» INSTRUCTION:
Write out each record again exactly as it stands.

Excerpt from a dataset:
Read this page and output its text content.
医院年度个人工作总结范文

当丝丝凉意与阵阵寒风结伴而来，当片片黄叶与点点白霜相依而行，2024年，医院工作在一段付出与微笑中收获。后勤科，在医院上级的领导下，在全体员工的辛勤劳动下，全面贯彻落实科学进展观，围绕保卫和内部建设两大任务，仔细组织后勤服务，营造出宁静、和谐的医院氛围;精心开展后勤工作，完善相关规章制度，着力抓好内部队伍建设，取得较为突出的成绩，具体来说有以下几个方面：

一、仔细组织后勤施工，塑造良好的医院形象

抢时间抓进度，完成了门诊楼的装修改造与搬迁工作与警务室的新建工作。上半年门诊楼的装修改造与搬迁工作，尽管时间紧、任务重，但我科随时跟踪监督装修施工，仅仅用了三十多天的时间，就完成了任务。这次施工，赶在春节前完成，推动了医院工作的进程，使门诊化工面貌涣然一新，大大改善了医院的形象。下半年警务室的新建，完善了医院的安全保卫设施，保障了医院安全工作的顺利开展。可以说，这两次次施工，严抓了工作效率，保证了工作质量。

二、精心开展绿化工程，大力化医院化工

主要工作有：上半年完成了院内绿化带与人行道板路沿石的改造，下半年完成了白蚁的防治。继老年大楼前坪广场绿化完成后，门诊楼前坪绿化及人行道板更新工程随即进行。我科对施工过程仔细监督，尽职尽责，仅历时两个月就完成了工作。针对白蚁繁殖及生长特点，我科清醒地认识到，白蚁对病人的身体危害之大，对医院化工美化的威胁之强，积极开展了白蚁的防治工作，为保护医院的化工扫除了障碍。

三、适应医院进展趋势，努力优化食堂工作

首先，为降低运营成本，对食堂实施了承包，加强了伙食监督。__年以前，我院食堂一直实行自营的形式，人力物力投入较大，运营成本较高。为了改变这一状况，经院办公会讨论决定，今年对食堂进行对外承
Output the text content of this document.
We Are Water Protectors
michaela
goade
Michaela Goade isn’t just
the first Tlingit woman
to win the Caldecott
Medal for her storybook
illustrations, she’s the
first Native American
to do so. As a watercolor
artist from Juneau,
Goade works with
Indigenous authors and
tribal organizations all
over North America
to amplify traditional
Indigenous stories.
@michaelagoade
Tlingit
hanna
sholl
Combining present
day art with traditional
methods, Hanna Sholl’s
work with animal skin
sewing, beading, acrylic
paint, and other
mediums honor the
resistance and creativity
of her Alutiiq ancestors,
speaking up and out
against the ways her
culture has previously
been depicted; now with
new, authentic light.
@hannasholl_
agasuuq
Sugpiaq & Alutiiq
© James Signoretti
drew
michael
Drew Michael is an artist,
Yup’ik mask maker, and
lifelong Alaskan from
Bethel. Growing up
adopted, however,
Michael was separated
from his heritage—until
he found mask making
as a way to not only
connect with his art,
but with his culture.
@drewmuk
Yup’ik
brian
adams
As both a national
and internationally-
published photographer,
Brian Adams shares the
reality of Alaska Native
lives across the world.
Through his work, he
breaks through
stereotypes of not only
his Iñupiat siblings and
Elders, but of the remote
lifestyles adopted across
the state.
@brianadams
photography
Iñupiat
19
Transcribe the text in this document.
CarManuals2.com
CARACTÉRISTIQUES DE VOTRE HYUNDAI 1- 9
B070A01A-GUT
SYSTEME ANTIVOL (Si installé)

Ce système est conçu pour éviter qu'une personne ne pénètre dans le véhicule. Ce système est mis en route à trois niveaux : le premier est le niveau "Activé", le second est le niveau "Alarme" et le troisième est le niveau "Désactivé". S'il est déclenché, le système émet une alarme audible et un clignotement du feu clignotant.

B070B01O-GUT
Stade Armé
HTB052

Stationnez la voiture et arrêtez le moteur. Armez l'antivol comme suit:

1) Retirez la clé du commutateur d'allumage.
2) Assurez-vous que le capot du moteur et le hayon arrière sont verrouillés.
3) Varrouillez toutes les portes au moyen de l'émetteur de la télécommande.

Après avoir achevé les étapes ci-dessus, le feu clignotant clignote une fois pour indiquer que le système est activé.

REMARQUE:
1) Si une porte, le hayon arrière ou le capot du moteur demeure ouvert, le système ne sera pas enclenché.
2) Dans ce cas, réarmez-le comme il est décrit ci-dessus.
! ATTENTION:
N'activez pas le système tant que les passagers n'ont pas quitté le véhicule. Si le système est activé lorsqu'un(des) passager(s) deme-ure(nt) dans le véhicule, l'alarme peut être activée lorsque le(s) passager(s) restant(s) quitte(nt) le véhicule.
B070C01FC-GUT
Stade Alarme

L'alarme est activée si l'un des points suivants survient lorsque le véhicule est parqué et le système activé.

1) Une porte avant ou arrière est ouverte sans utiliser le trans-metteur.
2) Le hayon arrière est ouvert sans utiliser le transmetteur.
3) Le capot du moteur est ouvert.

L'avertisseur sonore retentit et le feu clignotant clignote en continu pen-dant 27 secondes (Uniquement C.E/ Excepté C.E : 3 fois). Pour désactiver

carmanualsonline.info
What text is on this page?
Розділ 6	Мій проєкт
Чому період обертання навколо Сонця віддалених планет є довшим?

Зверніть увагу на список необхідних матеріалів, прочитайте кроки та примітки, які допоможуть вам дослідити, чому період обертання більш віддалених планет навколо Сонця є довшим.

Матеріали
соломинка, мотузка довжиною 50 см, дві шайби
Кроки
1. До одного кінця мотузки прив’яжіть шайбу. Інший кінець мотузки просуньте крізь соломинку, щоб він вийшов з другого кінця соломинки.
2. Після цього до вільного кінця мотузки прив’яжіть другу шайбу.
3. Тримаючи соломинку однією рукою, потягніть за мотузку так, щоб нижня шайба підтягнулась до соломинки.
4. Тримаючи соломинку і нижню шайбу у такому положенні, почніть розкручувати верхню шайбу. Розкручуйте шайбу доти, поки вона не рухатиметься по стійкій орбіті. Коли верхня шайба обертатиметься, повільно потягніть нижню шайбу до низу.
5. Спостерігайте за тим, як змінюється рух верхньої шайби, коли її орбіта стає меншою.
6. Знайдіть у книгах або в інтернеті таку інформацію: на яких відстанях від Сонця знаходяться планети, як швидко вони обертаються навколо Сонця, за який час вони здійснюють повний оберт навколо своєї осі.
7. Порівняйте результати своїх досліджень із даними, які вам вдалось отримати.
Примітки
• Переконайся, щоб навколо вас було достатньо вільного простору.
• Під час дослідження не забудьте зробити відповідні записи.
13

» SOLVED EXERCISE:
Read this page and output its text content.
医院年度个人工作总结范文

当丝丝凉意与阵阵寒风结伴而来，当片片黄叶与点点白霜相依而行，2024年，医院工作在一段付出与微笑中收获。后勤科，在医院上级的领导下，在全体员工的辛勤劳动下，全面贯彻落实科学进展观，围绕保卫和内部建设两大任务，仔细组织后勤服务，营造出宁静、和谐的医院氛围;精心开展后勤工作，完善相关规章制度，着力抓好内部队伍建设，取得较为突出的成绩，具体来说有以下几个方面：

一、仔细组织后勤施工，塑造良好的医院形象

抢时间抓进度，完成了门诊楼的装修改造与搬迁工作与警务室的新建工作。上半年门诊楼的装修改造与搬迁工作，尽管时间紧、任务重，但我科随时跟踪监督装修施工，仅仅用了三十多天的时间，就完成了任务。这次施工，赶在春节前完成，推动了医院工作的进程，使门诊化工面貌涣然一新，大大改善了医院的形象。下半年警务室的新建，完善了医院的安全保卫设施，保障了医院安全工作的顺利开展。可以说，这两次次施工，严抓了工作效率，保证了工作质量。

二、精心开展绿化工程，大力化医院化工

主要工作有：上半年完成了院内绿化带与人行道板路沿石的改造，下半年完成了白蚁的防治。继老年大楼前坪广场绿化完成后，门诊楼前坪绿化及人行道板更新工程随即进行。我科对施工过程仔细监督，尽职尽责，仅历时两个月就完成了工作。针对白蚁繁殖及生长特点，我科清醒地认识到，白蚁对病人的身体危害之大，对医院化工美化的威胁之强，积极开展了白蚁的防治工作，为保护医院的化工扫除了障碍。

三、适应医院进展趋势，努力优化食堂工作

首先，为降低运营成本，对食堂实施了承包，加强了伙食监督。__年以前，我院食堂一直实行自营的形式，人力物力投入较大，运营成本较高。为了改变这一状况，经院办公会讨论决定，今年对食堂进行对外承
Output the text content of this document.
We Are Water Protectors
michaela
goade
Michaela Goade isn’t just
the first Tlingit woman
to win the Caldecott
Medal for her storybook
illustrations, she’s the
first Native American
to do so. As a watercolor
artist from Juneau,
Goade works with
Indigenous authors and
tribal organizations all
over North America
to amplify traditional
Indigenous stories.
@michaelagoade
Tlingit
hanna
sholl
Combining present
day art with traditional
methods, Hanna Sholl’s
work with animal skin
sewing, beading, acrylic
paint, and other
mediums honor the
resistance and creativity
of her Alutiiq ancestors,
speaking up and out
against the ways her
culture has previously
been depicted; now with
new, authentic light.
@hannasholl_
agasuuq
Sugpiaq & Alutiiq
© James Signoretti
drew
michael
Drew Michael is an artist,
Yup’ik mask maker, and
lifelong Alaskan from
Bethel. Growing up
adopted, however,
Michael was separated
from his heritage—until
he found mask making
as a way to not only
connect with his art,
but with his culture.
@drewmuk
Yup’ik
brian
adams
As both a national
and internationally-
published photographer,
Brian Adams shares the
reality of Alaska Native
lives across the world.
Through his work, he
breaks through
stereotypes of not only
his Iñupiat siblings and
Elders, but of the remote
lifestyles adopted across
the state.
@brianadams
photography
Iñupiat
19
Transcribe the text in this document.
CarManuals2.com
CARACTÉRISTIQUES DE VOTRE HYUNDAI 1- 9
B070A01A-GUT
SYSTEME ANTIVOL (Si installé)

Ce système est conçu pour éviter qu'une personne ne pénètre dans le véhicule. Ce système est mis en route à trois niveaux : le premier est le niveau "Activé", le second est le niveau "Alarme" et le troisième est le niveau "Désactivé". S'il est déclenché, le système émet une alarme audible et un clignotement du feu clignotant.

B070B01O-GUT
Stade Armé
HTB052

Stationnez la voiture et arrêtez le moteur. Armez l'antivol comme suit:

1) Retirez la clé du commutateur d'allumage.
2) Assurez-vous que le capot du moteur et le hayon arrière sont verrouillés.
3) Varrouillez toutes les portes au moyen de l'émetteur de la télécommande.

Après avoir achevé les étapes ci-dessus, le feu clignotant clignote une fois pour indiquer que le système est activé.

REMARQUE:
1) Si une porte, le hayon arrière ou le capot du moteur demeure ouvert, le système ne sera pas enclenché.
2) Dans ce cas, réarmez-le comme il est décrit ci-dessus.
! ATTENTION:
N'activez pas le système tant que les passagers n'ont pas quitté le véhicule. Si le système est activé lorsqu'un(des) passager(s) deme-ure(nt) dans le véhicule, l'alarme peut être activée lorsque le(s) passager(s) restant(s) quitte(nt) le véhicule.
B070C01FC-GUT
Stade Alarme

L'alarme est activée si l'un des points suivants survient lorsque le véhicule est parqué et le système activé.

1) Une porte avant ou arrière est ouverte sans utiliser le trans-metteur.
2) Le hayon arrière est ouvert sans utiliser le transmetteur.
3) Le capot du moteur est ouvert.

L'avertisseur sonore retentit et le feu clignotant clignote en continu pen-dant 27 secondes (Uniquement C.E/ Excepté C.E : 3 fois). Pour désactiver

carmanualsonline.info
What text is on this page?
Розділ 6	Мій проєкт
Чому період обертання навколо Сонця віддалених планет є довшим?

Зверніть увагу на список необхідних матеріалів, прочитайте кроки та примітки, які допоможуть вам дослідити, чому період обертання більш віддалених планет навколо Сонця є довшим.

Матеріали
соломинка, мотузка довжиною 50 см, дві шайби
Кроки
1. До одного кінця мотузки прив’яжіть шайбу. Інший кінець мотузки просуньте крізь соломинку, щоб він вийшов з другого кінця соломинки.
2. Після цього до вільного кінця мотузки прив’яжіть другу шайбу.
3. Тримаючи соломинку однією рукою, потягніть за мотузку так, щоб нижня шайба підтягнулась до соломинки.
4. Тримаючи соломинку і нижню шайбу у такому положенні, почніть розкручувати верхню шайбу. Розкручуйте шайбу доти, поки вона не рухатиметься по стійкій орбіті. Коли верхня шайба обертатиметься, повільно потягніть нижню шайбу до низу.
5. Спостерігайте за тим, як змінюється рух верхньої шайби, коли її орбіта стає меншою.
6. Знайдіть у книгах або в інтернеті таку інформацію: на яких відстанях від Сонця знаходяться планети, як швидко вони обертаються навколо Сонця, за який час вони здійснюють повний оберт навколо своєї осі.
7. Порівняйте результати своїх досліджень із даними, які вам вдалось отримати.
Примітки
• Переконайся, щоб навколо вас було достатньо вільного простору.
• Під час дослідження не забудьте зробити відповідні записи.
13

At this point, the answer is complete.